Challenge A: In the entries below, copy out the lines exactly, from the line containing "208, 303, 237]" up to and including the line containing "label-sharp-blades: Sharp Crescent".

---+---

Still with the Microsoft problems

We took a quick trip to Dublin last week. I had every intention of blogging while on the trip, but… oops. I did get to meet with some clients, and had a great dinner while discussing email and delivery.

Coming back, I see a lot of folks still reporting delivery problems to Microsoft properties. I’ve been operating under the assumption this was temporary as kinks were worked out after the migration. I’m still pretty convinced not all of the problems are intentional. Even the best tested code can have issues that only show up under real load with real users. Reading between-some-lines tells me that the tech team is hard at work identifying and fixing issues. There will be changes and things will continue to improve.
With all that being said, I think it’s important to realize that delivering to the new system is not the same as delivering to the old system. This is a major overhaul of their email handling code, representing multiple years worth of planning and development inside Microsoft. It’s very likely that not all of the current delivery problems are the result of deployment. Some of the problems are likely a result of new standards and thresholds for reaching the inbox. What worked a year ago to get into the inbox just doesn’t any more.

What can we do?

The first step is always acceptance.
Accept that …
… the delivery problems aren’t a mistake on Microsoft’s part.
… more difficulty reaching the inbox is not an accident.
… Microsoft may not ever tell us exactly what to do.
In fact, this new round of problems at Microsoft feels a lot like deliverability in the mid-2000s. All we can see is delivery is bad. There is no guidance from postmaster pages or public statements. We’re getting little to no feedback from the ISPs. The support channels seem to be returning messages unrelated to the questions we’ve asked. It’s 2005 delivery all over again!

---+---

Challenge B: In the blog post on Microsoft delivery problems, which city did the writer travel to the previous week?

Rows:
---+---

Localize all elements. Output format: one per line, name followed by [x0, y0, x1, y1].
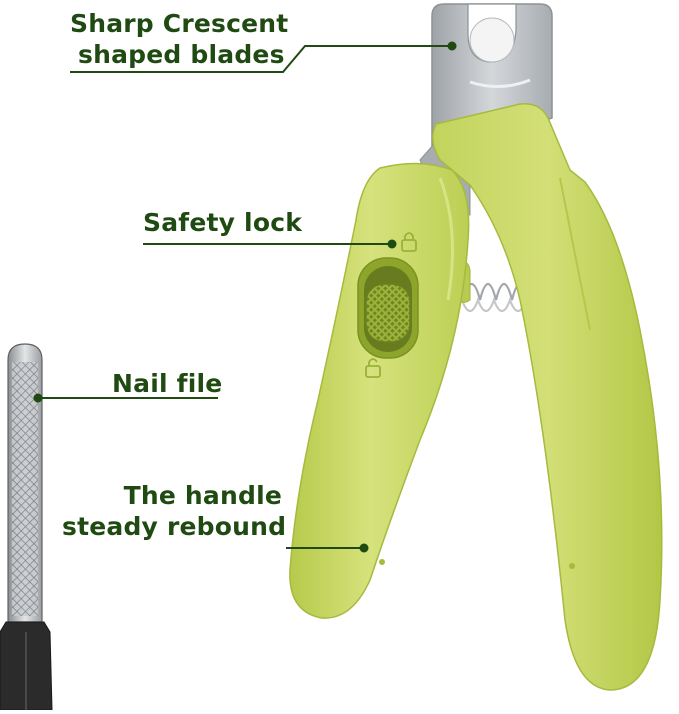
label-safety-lock-text: Safety lock	[143, 208, 303, 237]
label-handle-line2: steady rebound	[62, 512, 287, 541]
label-sharp-blades-line2: shaped blades	[78, 40, 285, 69]
label-safety-lock: Safety lock	[143, 207, 302, 238]
label-nail-file: Nail file	[112, 368, 223, 399]
left-handle	[289, 162, 470, 619]
leader-dots	[33, 41, 457, 553]
lock-closed-icon	[401, 232, 417, 252]
label-sharp-blades: Sharp Crescent shaped blades	[70, 8, 288, 70]
label-handle-line1: The handle	[123, 481, 282, 510]
label-handle-rebound: The handle steady rebound	[62, 480, 287, 542]
right-handle	[432, 103, 663, 691]
label-sharp-blades-line1: Sharp Crescent	[70, 9, 289, 38]
label-nail-file-text: Nail file	[112, 369, 223, 398]
safety-lock-slider	[357, 232, 419, 378]
leader-lines	[40, 45, 452, 549]
lock-open-icon	[365, 358, 381, 378]
nail-file	[0, 343, 53, 711]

---+---

Worked solution A:
label-safety-lock-text: Safety lock	[143, 208, 303, 237]
label-handle-line2: steady rebound	[62, 512, 287, 541]
label-sharp-blades-line2: shaped blades	[78, 40, 285, 69]
label-safety-lock: Safety lock	[143, 207, 302, 238]
label-nail-file: Nail file	[112, 368, 223, 399]
left-handle	[289, 162, 470, 619]
leader-dots	[33, 41, 457, 553]
lock-closed-icon	[401, 232, 417, 252]
label-sharp-blades: Sharp Crescent shaped blades	[70, 8, 288, 70]

Worked solution B: Dublin